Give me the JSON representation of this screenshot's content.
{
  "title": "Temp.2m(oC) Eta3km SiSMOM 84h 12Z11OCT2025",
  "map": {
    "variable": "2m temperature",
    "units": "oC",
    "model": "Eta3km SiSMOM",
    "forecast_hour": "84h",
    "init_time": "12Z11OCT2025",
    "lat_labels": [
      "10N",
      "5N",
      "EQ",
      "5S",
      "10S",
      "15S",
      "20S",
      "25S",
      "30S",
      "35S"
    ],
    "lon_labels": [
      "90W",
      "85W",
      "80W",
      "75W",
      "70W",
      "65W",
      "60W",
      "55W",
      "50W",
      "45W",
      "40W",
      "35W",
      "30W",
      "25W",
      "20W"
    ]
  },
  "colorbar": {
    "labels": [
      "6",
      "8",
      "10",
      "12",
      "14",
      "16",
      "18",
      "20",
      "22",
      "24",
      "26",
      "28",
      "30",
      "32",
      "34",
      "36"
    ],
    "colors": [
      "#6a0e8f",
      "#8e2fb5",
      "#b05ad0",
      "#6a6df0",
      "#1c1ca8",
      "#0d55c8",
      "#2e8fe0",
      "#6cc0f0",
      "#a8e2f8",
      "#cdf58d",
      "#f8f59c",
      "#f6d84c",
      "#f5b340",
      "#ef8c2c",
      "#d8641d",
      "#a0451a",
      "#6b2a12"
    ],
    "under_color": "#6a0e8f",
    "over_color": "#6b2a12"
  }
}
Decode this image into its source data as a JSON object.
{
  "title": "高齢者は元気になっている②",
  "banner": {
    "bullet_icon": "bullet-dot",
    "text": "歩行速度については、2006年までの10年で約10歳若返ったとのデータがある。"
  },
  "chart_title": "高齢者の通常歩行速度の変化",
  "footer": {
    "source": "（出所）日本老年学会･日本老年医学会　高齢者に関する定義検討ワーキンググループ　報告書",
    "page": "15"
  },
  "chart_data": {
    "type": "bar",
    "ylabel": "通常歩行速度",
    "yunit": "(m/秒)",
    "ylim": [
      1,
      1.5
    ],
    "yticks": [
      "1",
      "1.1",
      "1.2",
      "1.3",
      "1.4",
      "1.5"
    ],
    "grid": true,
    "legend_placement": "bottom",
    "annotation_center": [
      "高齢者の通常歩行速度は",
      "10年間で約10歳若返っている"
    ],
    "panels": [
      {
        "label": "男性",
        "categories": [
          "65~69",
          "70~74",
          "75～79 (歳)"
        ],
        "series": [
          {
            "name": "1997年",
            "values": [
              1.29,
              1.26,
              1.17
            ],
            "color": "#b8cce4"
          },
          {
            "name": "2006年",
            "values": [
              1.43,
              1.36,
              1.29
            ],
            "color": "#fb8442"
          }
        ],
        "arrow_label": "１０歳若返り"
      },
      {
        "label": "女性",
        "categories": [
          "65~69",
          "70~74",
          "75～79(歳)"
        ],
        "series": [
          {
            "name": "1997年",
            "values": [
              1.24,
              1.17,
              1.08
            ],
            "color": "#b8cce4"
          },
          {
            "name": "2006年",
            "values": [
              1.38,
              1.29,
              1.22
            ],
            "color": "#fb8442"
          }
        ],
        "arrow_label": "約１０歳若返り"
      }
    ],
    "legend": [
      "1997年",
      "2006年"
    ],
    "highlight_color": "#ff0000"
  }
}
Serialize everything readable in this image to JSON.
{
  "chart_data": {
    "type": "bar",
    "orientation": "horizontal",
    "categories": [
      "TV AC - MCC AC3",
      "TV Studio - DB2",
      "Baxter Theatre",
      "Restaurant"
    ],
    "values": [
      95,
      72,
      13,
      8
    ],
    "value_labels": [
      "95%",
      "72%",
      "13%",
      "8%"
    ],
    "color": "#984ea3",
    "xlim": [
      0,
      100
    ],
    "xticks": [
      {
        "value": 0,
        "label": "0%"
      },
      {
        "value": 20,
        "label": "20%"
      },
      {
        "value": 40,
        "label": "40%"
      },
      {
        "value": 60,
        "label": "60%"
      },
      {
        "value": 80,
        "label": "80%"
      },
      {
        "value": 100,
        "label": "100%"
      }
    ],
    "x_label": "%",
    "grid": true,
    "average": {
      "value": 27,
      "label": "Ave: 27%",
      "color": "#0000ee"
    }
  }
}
════════════════════
Exercise task.
Write an exact transcription of every entry above.

Answer below.
Give me the JSON representation of this screenshot's content.
{
  "title": "Temp.2m(oC) Eta3km SiSMOM 84h 12Z11OCT2025",
  "map": {
    "variable": "2m temperature",
    "units": "oC",
    "model": "Eta3km SiSMOM",
    "forecast_hour": "84h",
    "init_time": "12Z11OCT2025",
    "lat_labels": [
      "10N",
      "5N",
      "EQ",
      "5S",
      "10S",
      "15S",
      "20S",
      "25S",
      "30S",
      "35S"
    ],
    "lon_labels": [
      "90W",
      "85W",
      "80W",
      "75W",
      "70W",
      "65W",
      "60W",
      "55W",
      "50W",
      "45W",
      "40W",
      "35W",
      "30W",
      "25W",
      "20W"
    ]
  },
  "colorbar": {
    "labels": [
      "6",
      "8",
      "10",
      "12",
      "14",
      "16",
      "18",
      "20",
      "22",
      "24",
      "26",
      "28",
      "30",
      "32",
      "34",
      "36"
    ],
    "colors": [
      "#6a0e8f",
      "#8e2fb5",
      "#b05ad0",
      "#6a6df0",
      "#1c1ca8",
      "#0d55c8",
      "#2e8fe0",
      "#6cc0f0",
      "#a8e2f8",
      "#cdf58d",
      "#f8f59c",
      "#f6d84c",
      "#f5b340",
      "#ef8c2c",
      "#d8641d",
      "#a0451a",
      "#6b2a12"
    ],
    "under_color": "#6a0e8f",
    "over_color": "#6b2a12"
  }
}
Decode this image into its source data as a JSON object.
{
  "title": "高齢者は元気になっている②",
  "banner": {
    "bullet_icon": "bullet-dot",
    "text": "歩行速度については、2006年までの10年で約10歳若返ったとのデータがある。"
  },
  "chart_title": "高齢者の通常歩行速度の変化",
  "footer": {
    "source": "（出所）日本老年学会･日本老年医学会　高齢者に関する定義検討ワーキンググループ　報告書",
    "page": "15"
  },
  "chart_data": {
    "type": "bar",
    "ylabel": "通常歩行速度",
    "yunit": "(m/秒)",
    "ylim": [
      1,
      1.5
    ],
    "yticks": [
      "1",
      "1.1",
      "1.2",
      "1.3",
      "1.4",
      "1.5"
    ],
    "grid": true,
    "legend_placement": "bottom",
    "annotation_center": [
      "高齢者の通常歩行速度は",
      "10年間で約10歳若返っている"
    ],
    "panels": [
      {
        "label": "男性",
        "categories": [
          "65~69",
          "70~74",
          "75～79 (歳)"
        ],
        "series": [
          {
            "name": "1997年",
            "values": [
              1.29,
              1.26,
              1.17
            ],
            "color": "#b8cce4"
          },
          {
            "name": "2006年",
            "values": [
              1.43,
              1.36,
              1.29
            ],
            "color": "#fb8442"
          }
        ],
        "arrow_label": "１０歳若返り"
      },
      {
        "label": "女性",
        "categories": [
          "65~69",
          "70~74",
          "75～79(歳)"
        ],
        "series": [
          {
            "name": "1997年",
            "values": [
              1.24,
              1.17,
              1.08
            ],
            "color": "#b8cce4"
          },
          {
            "name": "2006年",
            "values": [
              1.38,
              1.29,
              1.22
            ],
            "color": "#fb8442"
          }
        ],
        "arrow_label": "約１０歳若返り"
      }
    ],
    "legend": [
      "1997年",
      "2006年"
    ],
    "highlight_color": "#ff0000"
  }
}
Serialize everything readable in this image to JSON.
{
  "chart_data": {
    "type": "bar",
    "orientation": "horizontal",
    "categories": [
      "TV AC - MCC AC3",
      "TV Studio - DB2",
      "Baxter Theatre",
      "Restaurant"
    ],
    "values": [
      95,
      72,
      13,
      8
    ],
    "value_labels": [
      "95%",
      "72%",
      "13%",
      "8%"
    ],
    "color": "#984ea3",
    "xlim": [
      0,
      100
    ],
    "xticks": [
      {
        "value": 0,
        "label": "0%"
      },
      {
        "value": 20,
        "label": "20%"
      },
      {
        "value": 40,
        "label": "40%"
      },
      {
        "value": 60,
        "label": "60%"
      },
      {
        "value": 80,
        "label": "80%"
      },
      {
        "value": 100,
        "label": "100%"
      }
    ],
    "x_label": "%",
    "grid": true,
    "average": {
      "value": 27,
      "label": "Ave: 27%",
      "color": "#0000ee"
    }
  }
}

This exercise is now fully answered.